*** GIVEN INFORMATION ***
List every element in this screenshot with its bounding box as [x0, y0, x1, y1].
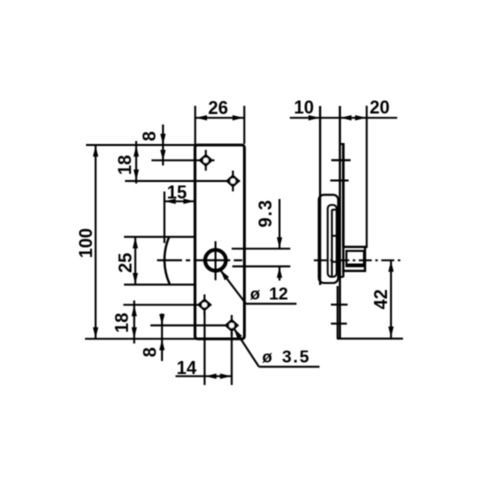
svg-text:26: 26	[208, 98, 228, 118]
svg-text:12: 12	[269, 284, 288, 304]
hole H1	[198, 150, 213, 171]
svg-text:20: 20	[370, 97, 390, 117]
extension line 25 bottom	[124, 284, 195, 286]
extension line bottom (100 dim) merging into plate bottom edge	[85, 338, 196, 340]
svg-text:18: 18	[115, 155, 135, 175]
dim 18 bottom line	[133, 301, 135, 344]
lower double line	[337, 286, 339, 339]
step below latch horizontal	[338, 276, 344, 278]
dim 9.3 line lower	[279, 267, 281, 281]
faceplate front line V1	[319, 106, 321, 285]
side hole tick 4	[331, 323, 347, 325]
extension line 25 top	[124, 236, 195, 238]
dim 14 line	[176, 375, 233, 377]
main circle hole (Ø12)	[205, 250, 226, 271]
dim 8 top line	[162, 125, 164, 166]
svg-text:18: 18	[112, 313, 132, 333]
latch bolt inner	[346, 251, 364, 266]
svg-text:3.5: 3.5	[282, 346, 311, 366]
side hole tick 1	[331, 159, 350, 161]
dim 26 extension right	[243, 106, 245, 144]
ext line H3 down	[204, 312, 206, 385]
cylinder cutout arc	[164, 237, 169, 284]
svg-text:25: 25	[115, 253, 135, 273]
side hole tick 2	[330, 179, 348, 181]
inner tick 3	[332, 261, 338, 263]
inner cap	[332, 209, 337, 211]
dim 15 line	[164, 200, 195, 202]
dim 26 line	[195, 117, 244, 119]
inner vertical line	[331, 210, 333, 277]
dim 42 line	[390, 260, 392, 338]
hole H1 centerline	[152, 159, 215, 161]
dim 10/20 line	[290, 117, 397, 119]
faceplate back line V2	[339, 106, 341, 339]
ext line H4 down	[231, 332, 233, 385]
svg-text:100: 100	[76, 228, 96, 258]
dim 9.3 extension bottom	[232, 265, 290, 267]
hole H2	[226, 171, 241, 192]
svg-text:9.3: 9.3	[256, 199, 276, 228]
svg-text:10: 10	[294, 98, 314, 118]
leader circle Ø12	[218, 268, 229, 280]
extension line 20 right	[366, 106, 368, 248]
side hole tick 3	[331, 304, 348, 306]
hole H4	[224, 315, 239, 336]
hole H3 centerline	[123, 304, 211, 306]
svg-text:8: 8	[140, 347, 160, 357]
hole H2 centerline	[125, 180, 240, 182]
svg-text:8: 8	[140, 131, 160, 141]
hole H3	[197, 294, 212, 315]
cylinder housing box 3	[328, 205, 337, 277]
svg-text:42: 42	[371, 289, 391, 309]
dim 26 extension left	[194, 106, 196, 144]
svg-text:14: 14	[176, 358, 196, 378]
svg-text:ø: ø	[262, 348, 272, 366]
circle vertical axis	[215, 241, 217, 280]
case front line V3	[342, 144, 345, 247]
side centerline (dash-dot)	[314, 259, 403, 261]
step below latch vertical	[342, 271, 344, 277]
side bottom line	[337, 338, 403, 340]
dim 9.3 extension top	[232, 248, 291, 250]
svg-text:15: 15	[167, 182, 187, 202]
plate outline front view	[195, 145, 244, 339]
extension line 15 vertical	[163, 192, 165, 244]
leader hole Ø3.5	[232, 327, 243, 339]
dim 100 line	[95, 145, 97, 338]
extension line top (100 dim) merging into plate top edge	[86, 144, 196, 146]
horizontal centerline through circle (dash-dot)	[157, 259, 182, 261]
latch bolt outer	[343, 247, 365, 271]
latch inner bottom emphasis	[346, 263, 364, 266]
dim 18 top line	[135, 141, 137, 184]
dim 25 line	[134, 237, 136, 284]
dim 9.3 line upper	[279, 199, 281, 248]
cylinder housing box 1	[319, 195, 338, 283]
V3 top cap	[340, 143, 345, 145]
hole H4 centerline	[150, 324, 233, 326]
svg-text:ø: ø	[250, 286, 260, 304]
dim 8 bottom line	[161, 314, 163, 362]
inner tick 2	[332, 235, 338, 237]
***
= WHAT YOU ARE ASKED TO DO =
Copy every line of the items above word for word, leaving out the pictures.

= OUTPUT BELOW =
List every element in this screenshot with its bounding box as [x0, y0, x1, y1].
svg-text:26: 26	[208, 98, 228, 118]
svg-text:12: 12	[269, 284, 288, 304]
hole H1	[198, 150, 213, 171]
svg-text:20: 20	[370, 97, 390, 117]
extension line 25 bottom	[124, 284, 195, 286]
extension line bottom (100 dim) merging into plate bottom edge	[85, 338, 196, 340]
svg-text:18: 18	[115, 155, 135, 175]
dim 18 bottom line	[133, 301, 135, 344]
lower double line	[337, 286, 339, 339]
step below latch horizontal	[338, 276, 344, 278]
dim 9.3 line lower	[279, 267, 281, 281]
faceplate front line V1	[319, 106, 321, 285]
side hole tick 4	[331, 323, 347, 325]
extension line 25 top	[124, 236, 195, 238]
dim 14 line	[176, 375, 233, 377]
main circle hole (Ø12)	[205, 250, 226, 271]
dim 8 top line	[162, 125, 164, 166]
svg-text:18: 18	[112, 313, 132, 333]
latch bolt inner	[346, 251, 364, 266]
svg-text:3.5: 3.5	[282, 346, 311, 366]
side hole tick 1	[331, 159, 350, 161]
dim 26 extension right	[243, 106, 245, 144]
ext line H3 down	[204, 312, 206, 385]
cylinder cutout arc	[164, 237, 169, 284]
svg-text:25: 25	[115, 253, 135, 273]
side hole tick 2	[330, 179, 348, 181]
inner tick 3	[332, 261, 338, 263]
inner cap	[332, 209, 337, 211]
dim 15 line	[164, 200, 195, 202]
dim 26 line	[195, 117, 244, 119]
inner vertical line	[331, 210, 333, 277]
dim 42 line	[390, 260, 392, 338]
hole H1 centerline	[152, 159, 215, 161]
dim 10/20 line	[290, 117, 397, 119]
faceplate back line V2	[339, 106, 341, 339]
ext line H4 down	[231, 332, 233, 385]
svg-text:100: 100	[76, 228, 96, 258]
dim 9.3 extension bottom	[232, 265, 290, 267]
hole H2	[226, 171, 241, 192]
svg-text:9.3: 9.3	[256, 199, 276, 228]
svg-text:10: 10	[294, 98, 314, 118]
leader circle Ø12	[218, 268, 229, 280]
extension line 20 right	[366, 106, 368, 248]
side hole tick 3	[331, 304, 348, 306]
hole H4	[224, 315, 239, 336]
hole H3 centerline	[123, 304, 211, 306]
svg-text:8: 8	[140, 347, 160, 357]
hole H2 centerline	[125, 180, 240, 182]
svg-text:8: 8	[140, 131, 160, 141]
hole H3	[197, 294, 212, 315]
cylinder housing box 3	[328, 205, 337, 277]
svg-text:42: 42	[371, 289, 391, 309]
dim 26 extension left	[194, 106, 196, 144]
svg-text:14: 14	[176, 358, 196, 378]
svg-text:ø: ø	[262, 348, 272, 366]
circle vertical axis	[215, 241, 217, 280]
case front line V3	[342, 144, 345, 247]
side centerline (dash-dot)	[314, 259, 403, 261]
step below latch vertical	[342, 271, 344, 277]
side bottom line	[337, 338, 403, 340]
dim 9.3 extension top	[232, 248, 291, 250]
svg-text:15: 15	[167, 182, 187, 202]
plate outline front view	[195, 145, 244, 339]
extension line 15 vertical	[163, 192, 165, 244]
leader hole Ø3.5	[232, 327, 243, 339]
dim 100 line	[95, 145, 97, 338]
extension line top (100 dim) merging into plate top edge	[86, 144, 196, 146]
horizontal centerline through circle (dash-dot)	[157, 259, 182, 261]
latch bolt outer	[343, 247, 365, 271]
latch inner bottom emphasis	[346, 263, 364, 266]
dim 18 top line	[135, 141, 137, 184]
dim 25 line	[134, 237, 136, 284]
dim 9.3 line upper	[279, 199, 281, 248]
cylinder housing box 1	[319, 195, 338, 283]
V3 top cap	[340, 143, 345, 145]
hole H4 centerline	[150, 324, 233, 326]
svg-text:ø: ø	[250, 286, 260, 304]
dim 8 bottom line	[161, 314, 163, 362]
inner tick 2	[332, 235, 338, 237]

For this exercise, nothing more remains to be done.